## THE INPUT
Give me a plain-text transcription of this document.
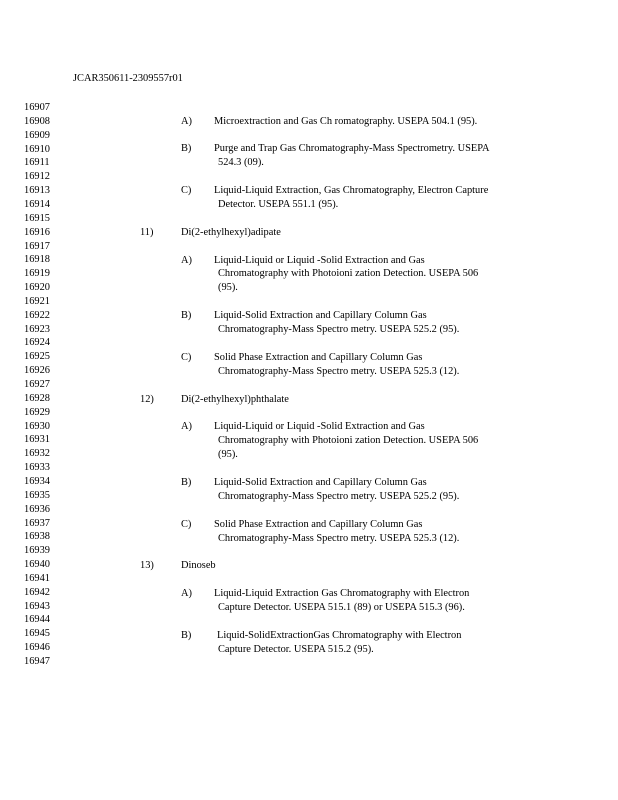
JCAR350611-2309557r01
16907
16908
16909
16910
16911
16912
16913
16914
16915
16916
16917
16918
16919
16920
16921
16922
16923
16924
16925
16926
16927
16928
16929
16930
16931
16932
16933
16934
16935
16936
16937
16938
16939
16940
16941
16942
16943
16944
16945
16946
16947
A) Microextraction and Gas Ch romatography. USEPA 504.1 (95).
B) Purge and Trap Gas Chromatography-Mass Spectrometry. USEPA
524.3 (09).
C) Liquid-Liquid Extraction, Gas Chromatography, Electron Capture
Detector. USEPA 551.1 (95).
11)	Di(2-ethylhexyl)adipate
A) Liquid-Liquid or Liquid -Solid Extraction and Gas
Chromatography with Photoioni zation Detection. USEPA 506
(95).
B) Liquid-Solid Extraction and Capillary Column Gas
Chromatography-Mass Spectro metry. USEPA 525.2 (95).
C) Solid Phase Extraction and Capillary Column Gas
Chromatography-Mass Spectro metry. USEPA 525.3 (12).
12)	Di(2-ethylhexyl)phthalate
A) Liquid-Liquid or Liquid -Solid Extraction and Gas
Chromatography with Photoioni zation Detection. USEPA 506
(95).
B) Liquid-Solid Extraction and Capillary Column Gas
Chromatography-Mass Spectro metry. USEPA 525.2 (95).
C) Solid Phase Extraction and Capillary Column Gas
Chromatography-Mass Spectro metry. USEPA 525.3 (12).
13)	Dinoseb
A) Liquid-Liquid Extraction Gas Chromatography with Electron
Capture Detector. USEPA 515.1 (89) or USEPA 515.3 (96).
B) Liquid-SolidExtractionGas Chromatography with Electron
Capture Detector. USEPA 515.2 (95).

## YOUR GOAL
Without the pictures, copy the material exactly as given.

## ANSWER TO THE PROBLEM
Give me a plain-text transcription of this document.
JCAR350611-2309557r01
16907
16908
16909
16910
16911
16912
16913
16914
16915
16916
16917
16918
16919
16920
16921
16922
16923
16924
16925
16926
16927
16928
16929
16930
16931
16932
16933
16934
16935
16936
16937
16938
16939
16940
16941
16942
16943
16944
16945
16946
16947
A) Microextraction and Gas Ch romatography. USEPA 504.1 (95).
B) Purge and Trap Gas Chromatography-Mass Spectrometry. USEPA
524.3 (09).
C) Liquid-Liquid Extraction, Gas Chromatography, Electron Capture
Detector. USEPA 551.1 (95).
11)	Di(2-ethylhexyl)adipate
A) Liquid-Liquid or Liquid -Solid Extraction and Gas
Chromatography with Photoioni zation Detection. USEPA 506
(95).
B) Liquid-Solid Extraction and Capillary Column Gas
Chromatography-Mass Spectro metry. USEPA 525.2 (95).
C) Solid Phase Extraction and Capillary Column Gas
Chromatography-Mass Spectro metry. USEPA 525.3 (12).
12)	Di(2-ethylhexyl)phthalate
A) Liquid-Liquid or Liquid -Solid Extraction and Gas
Chromatography with Photoioni zation Detection. USEPA 506
(95).
B) Liquid-Solid Extraction and Capillary Column Gas
Chromatography-Mass Spectro metry. USEPA 525.2 (95).
C) Solid Phase Extraction and Capillary Column Gas
Chromatography-Mass Spectro metry. USEPA 525.3 (12).
13)	Dinoseb
A) Liquid-Liquid Extraction Gas Chromatography with Electron
Capture Detector. USEPA 515.1 (89) or USEPA 515.3 (96).
B) Liquid-SolidExtractionGas Chromatography with Electron
Capture Detector. USEPA 515.2 (95).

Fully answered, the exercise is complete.